Extracted data entries:
=======

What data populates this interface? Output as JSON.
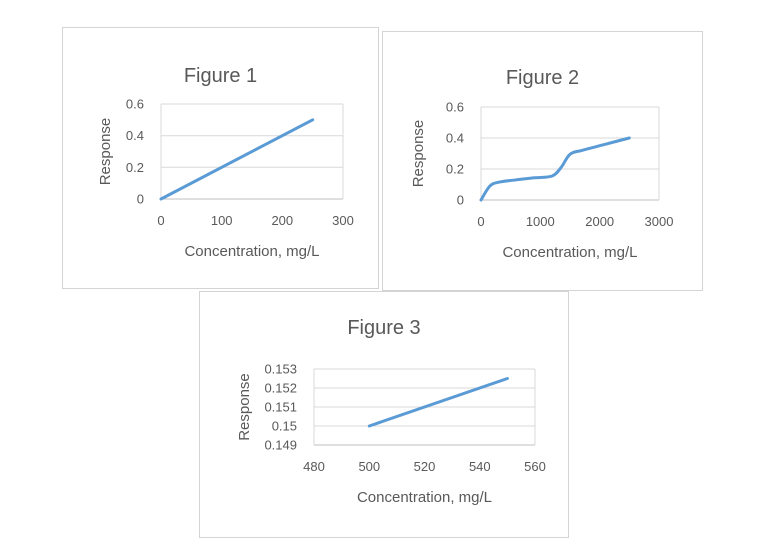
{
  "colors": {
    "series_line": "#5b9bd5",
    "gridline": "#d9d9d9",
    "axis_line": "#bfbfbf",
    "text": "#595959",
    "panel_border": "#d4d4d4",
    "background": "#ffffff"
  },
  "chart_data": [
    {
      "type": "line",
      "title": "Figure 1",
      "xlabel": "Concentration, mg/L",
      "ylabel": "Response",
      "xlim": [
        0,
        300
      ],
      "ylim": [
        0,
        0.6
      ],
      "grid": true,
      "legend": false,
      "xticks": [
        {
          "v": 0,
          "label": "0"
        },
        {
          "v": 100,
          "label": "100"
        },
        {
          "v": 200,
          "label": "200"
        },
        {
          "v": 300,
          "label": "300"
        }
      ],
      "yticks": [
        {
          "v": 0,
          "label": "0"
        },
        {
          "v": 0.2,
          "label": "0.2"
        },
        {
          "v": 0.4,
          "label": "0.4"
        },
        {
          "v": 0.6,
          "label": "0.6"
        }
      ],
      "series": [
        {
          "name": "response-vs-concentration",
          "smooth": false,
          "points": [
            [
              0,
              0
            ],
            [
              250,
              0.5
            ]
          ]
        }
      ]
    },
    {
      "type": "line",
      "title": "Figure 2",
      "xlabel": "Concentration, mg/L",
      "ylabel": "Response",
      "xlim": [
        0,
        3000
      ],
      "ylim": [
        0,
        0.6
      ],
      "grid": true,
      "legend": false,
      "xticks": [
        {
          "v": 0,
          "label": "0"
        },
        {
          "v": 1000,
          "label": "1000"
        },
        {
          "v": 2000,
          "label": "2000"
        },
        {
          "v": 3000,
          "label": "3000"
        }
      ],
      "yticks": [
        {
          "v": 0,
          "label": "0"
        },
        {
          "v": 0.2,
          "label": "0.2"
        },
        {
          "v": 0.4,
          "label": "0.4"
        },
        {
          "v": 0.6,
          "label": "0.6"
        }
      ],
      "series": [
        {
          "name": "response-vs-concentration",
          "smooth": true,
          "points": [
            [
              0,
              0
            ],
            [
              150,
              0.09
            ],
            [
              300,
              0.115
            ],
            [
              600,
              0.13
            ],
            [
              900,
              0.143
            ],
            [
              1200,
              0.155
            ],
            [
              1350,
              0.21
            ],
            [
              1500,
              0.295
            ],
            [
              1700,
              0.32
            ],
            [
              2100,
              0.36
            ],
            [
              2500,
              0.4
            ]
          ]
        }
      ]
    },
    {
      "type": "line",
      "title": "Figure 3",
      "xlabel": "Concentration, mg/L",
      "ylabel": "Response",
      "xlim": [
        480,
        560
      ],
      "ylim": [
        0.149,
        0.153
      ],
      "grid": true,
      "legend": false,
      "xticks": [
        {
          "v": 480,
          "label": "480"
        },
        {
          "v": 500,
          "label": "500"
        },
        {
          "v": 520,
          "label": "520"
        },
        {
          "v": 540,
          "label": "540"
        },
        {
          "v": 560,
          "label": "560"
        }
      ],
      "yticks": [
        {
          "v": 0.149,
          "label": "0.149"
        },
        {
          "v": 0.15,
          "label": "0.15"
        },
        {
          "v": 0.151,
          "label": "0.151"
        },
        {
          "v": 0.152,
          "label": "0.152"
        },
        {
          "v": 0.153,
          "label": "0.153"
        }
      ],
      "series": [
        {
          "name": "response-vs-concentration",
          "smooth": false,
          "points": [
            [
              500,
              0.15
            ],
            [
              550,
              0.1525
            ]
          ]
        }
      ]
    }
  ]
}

=======

What is asked: Pictures excluded, quote all the data above exactly.

Task output:
What data populates this interface? Output as JSON.
{
  "colors": {
    "series_line": "#5b9bd5",
    "gridline": "#d9d9d9",
    "axis_line": "#bfbfbf",
    "text": "#595959",
    "panel_border": "#d4d4d4",
    "background": "#ffffff"
  },
  "chart_data": [
    {
      "type": "line",
      "title": "Figure 1",
      "xlabel": "Concentration, mg/L",
      "ylabel": "Response",
      "xlim": [
        0,
        300
      ],
      "ylim": [
        0,
        0.6
      ],
      "grid": true,
      "legend": false,
      "xticks": [
        {
          "v": 0,
          "label": "0"
        },
        {
          "v": 100,
          "label": "100"
        },
        {
          "v": 200,
          "label": "200"
        },
        {
          "v": 300,
          "label": "300"
        }
      ],
      "yticks": [
        {
          "v": 0,
          "label": "0"
        },
        {
          "v": 0.2,
          "label": "0.2"
        },
        {
          "v": 0.4,
          "label": "0.4"
        },
        {
          "v": 0.6,
          "label": "0.6"
        }
      ],
      "series": [
        {
          "name": "response-vs-concentration",
          "smooth": false,
          "points": [
            [
              0,
              0
            ],
            [
              250,
              0.5
            ]
          ]
        }
      ]
    },
    {
      "type": "line",
      "title": "Figure 2",
      "xlabel": "Concentration, mg/L",
      "ylabel": "Response",
      "xlim": [
        0,
        3000
      ],
      "ylim": [
        0,
        0.6
      ],
      "grid": true,
      "legend": false,
      "xticks": [
        {
          "v": 0,
          "label": "0"
        },
        {
          "v": 1000,
          "label": "1000"
        },
        {
          "v": 2000,
          "label": "2000"
        },
        {
          "v": 3000,
          "label": "3000"
        }
      ],
      "yticks": [
        {
          "v": 0,
          "label": "0"
        },
        {
          "v": 0.2,
          "label": "0.2"
        },
        {
          "v": 0.4,
          "label": "0.4"
        },
        {
          "v": 0.6,
          "label": "0.6"
        }
      ],
      "series": [
        {
          "name": "response-vs-concentration",
          "smooth": true,
          "points": [
            [
              0,
              0
            ],
            [
              150,
              0.09
            ],
            [
              300,
              0.115
            ],
            [
              600,
              0.13
            ],
            [
              900,
              0.143
            ],
            [
              1200,
              0.155
            ],
            [
              1350,
              0.21
            ],
            [
              1500,
              0.295
            ],
            [
              1700,
              0.32
            ],
            [
              2100,
              0.36
            ],
            [
              2500,
              0.4
            ]
          ]
        }
      ]
    },
    {
      "type": "line",
      "title": "Figure 3",
      "xlabel": "Concentration, mg/L",
      "ylabel": "Response",
      "xlim": [
        480,
        560
      ],
      "ylim": [
        0.149,
        0.153
      ],
      "grid": true,
      "legend": false,
      "xticks": [
        {
          "v": 480,
          "label": "480"
        },
        {
          "v": 500,
          "label": "500"
        },
        {
          "v": 520,
          "label": "520"
        },
        {
          "v": 540,
          "label": "540"
        },
        {
          "v": 560,
          "label": "560"
        }
      ],
      "yticks": [
        {
          "v": 0.149,
          "label": "0.149"
        },
        {
          "v": 0.15,
          "label": "0.15"
        },
        {
          "v": 0.151,
          "label": "0.151"
        },
        {
          "v": 0.152,
          "label": "0.152"
        },
        {
          "v": 0.153,
          "label": "0.153"
        }
      ],
      "series": [
        {
          "name": "response-vs-concentration",
          "smooth": false,
          "points": [
            [
              500,
              0.15
            ],
            [
              550,
              0.1525
            ]
          ]
        }
      ]
    }
  ]
}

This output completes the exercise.